Exercise directions =
Images do not belong in the copy. Retype all the entries below exactly.
• • • • •
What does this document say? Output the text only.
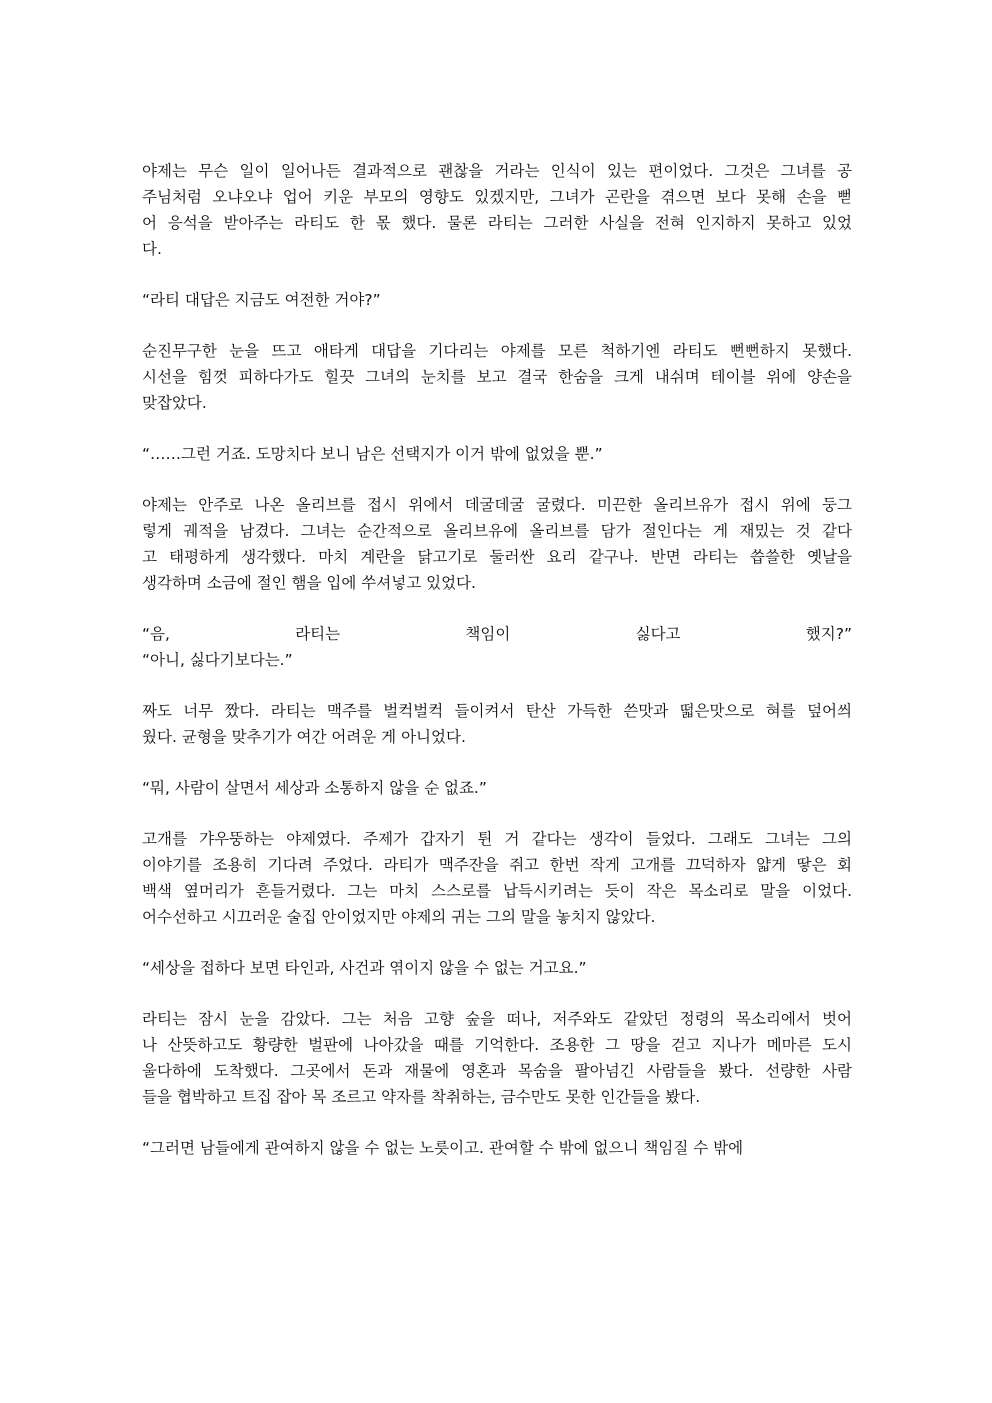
야제는 무슨 일이 일어나든 결과적으로 괜찮을 거라는 인식이 있는 편이었다. 그것은 그녀를 공
주님처럼 오냐오냐 업어 키운 부모의 영향도 있겠지만, 그녀가 곤란을 겪으면 보다 못해 손을 뻗
어 응석을 받아주는 라티도 한 몫 했다. 물론 라티는 그러한 사실을 전혀 인지하지 못하고 있었
다.
“라티 대답은 지금도 여전한 거야?”
순진무구한 눈을 뜨고 애타게 대답을 기다리는 야제를 모른 척하기엔 라티도 뻔뻔하지 못했다.
시선을 힘껏 피하다가도 힐끗 그녀의 눈치를 보고 결국 한숨을 크게 내쉬며 테이블 위에 양손을
맞잡았다.
“……그런 거죠. 도망치다 보니 남은 선택지가 이거 밖에 없었을 뿐.”
야제는 안주로 나온 올리브를 접시 위에서 데굴데굴 굴렸다. 미끈한 올리브유가 접시 위에 둥그
렇게 궤적을 남겼다. 그녀는 순간적으로 올리브유에 올리브를 담가 절인다는 게 재밌는 것 같다
고 태평하게 생각했다. 마치 계란을 닭고기로 둘러싼 요리 같구나. 반면 라티는 씁쓸한 옛날을
생각하며 소금에 절인 햄을 입에 쑤셔넣고 있었다.
“음, 라티는 책임이 싫다고 했지?”
“아니, 싫다기보다는.”
짜도 너무 짰다. 라티는 맥주를 벌컥벌컥 들이켜서 탄산 가득한 쓴맛과 떫은맛으로 혀를 덮어씌
웠다. 균형을 맞추기가 여간 어려운 게 아니었다.
“뭐, 사람이 살면서 세상과 소통하지 않을 순 없죠.”
고개를 갸우뚱하는 야제였다. 주제가 갑자기 튄 거 같다는 생각이 들었다. 그래도 그녀는 그의
이야기를 조용히 기다려 주었다. 라티가 맥주잔을 쥐고 한번 작게 고개를 끄덕하자 얇게 땋은 회
백색 옆머리가 흔들거렸다. 그는 마치 스스로를 납득시키려는 듯이 작은 목소리로 말을 이었다.
어수선하고 시끄러운 술집 안이었지만 야제의 귀는 그의 말을 놓치지 않았다.
“세상을 접하다 보면 타인과, 사건과 엮이지 않을 수 없는 거고요.”
라티는 잠시 눈을 감았다. 그는 처음 고향 숲을 떠나, 저주와도 같았던 정령의 목소리에서 벗어
나 산뜻하고도 황량한 벌판에 나아갔을 때를 기억한다. 조용한 그 땅을 걷고 지나가 메마른 도시
울다하에 도착했다. 그곳에서 돈과 재물에 영혼과 목숨을 팔아넘긴 사람들을 봤다. 선량한 사람
들을 협박하고 트집 잡아 목 조르고 약자를 착취하는, 금수만도 못한 인간들을 봤다.
“그러면 남들에게 관여하지 않을 수 없는 노릇이고. 관여할 수 밖에 없으니 책임질 수 밖에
• • • • •
Answer =
What does this document say? Output the text only.
야제는 무슨 일이 일어나든 결과적으로 괜찮을 거라는 인식이 있는 편이었다. 그것은 그녀를 공
주님처럼 오냐오냐 업어 키운 부모의 영향도 있겠지만, 그녀가 곤란을 겪으면 보다 못해 손을 뻗
어 응석을 받아주는 라티도 한 몫 했다. 물론 라티는 그러한 사실을 전혀 인지하지 못하고 있었
다.
“라티 대답은 지금도 여전한 거야?”
순진무구한 눈을 뜨고 애타게 대답을 기다리는 야제를 모른 척하기엔 라티도 뻔뻔하지 못했다.
시선을 힘껏 피하다가도 힐끗 그녀의 눈치를 보고 결국 한숨을 크게 내쉬며 테이블 위에 양손을
맞잡았다.
“……그런 거죠. 도망치다 보니 남은 선택지가 이거 밖에 없었을 뿐.”
야제는 안주로 나온 올리브를 접시 위에서 데굴데굴 굴렸다. 미끈한 올리브유가 접시 위에 둥그
렇게 궤적을 남겼다. 그녀는 순간적으로 올리브유에 올리브를 담가 절인다는 게 재밌는 것 같다
고 태평하게 생각했다. 마치 계란을 닭고기로 둘러싼 요리 같구나. 반면 라티는 씁쓸한 옛날을
생각하며 소금에 절인 햄을 입에 쑤셔넣고 있었다.
“음, 라티는 책임이 싫다고 했지?”
“아니, 싫다기보다는.”
짜도 너무 짰다. 라티는 맥주를 벌컥벌컥 들이켜서 탄산 가득한 쓴맛과 떫은맛으로 혀를 덮어씌
웠다. 균형을 맞추기가 여간 어려운 게 아니었다.
“뭐, 사람이 살면서 세상과 소통하지 않을 순 없죠.”
고개를 갸우뚱하는 야제였다. 주제가 갑자기 튄 거 같다는 생각이 들었다. 그래도 그녀는 그의
이야기를 조용히 기다려 주었다. 라티가 맥주잔을 쥐고 한번 작게 고개를 끄덕하자 얇게 땋은 회
백색 옆머리가 흔들거렸다. 그는 마치 스스로를 납득시키려는 듯이 작은 목소리로 말을 이었다.
어수선하고 시끄러운 술집 안이었지만 야제의 귀는 그의 말을 놓치지 않았다.
“세상을 접하다 보면 타인과, 사건과 엮이지 않을 수 없는 거고요.”
라티는 잠시 눈을 감았다. 그는 처음 고향 숲을 떠나, 저주와도 같았던 정령의 목소리에서 벗어
나 산뜻하고도 황량한 벌판에 나아갔을 때를 기억한다. 조용한 그 땅을 걷고 지나가 메마른 도시
울다하에 도착했다. 그곳에서 돈과 재물에 영혼과 목숨을 팔아넘긴 사람들을 봤다. 선량한 사람
들을 협박하고 트집 잡아 목 조르고 약자를 착취하는, 금수만도 못한 인간들을 봤다.
“그러면 남들에게 관여하지 않을 수 없는 노릇이고. 관여할 수 밖에 없으니 책임질 수 밖에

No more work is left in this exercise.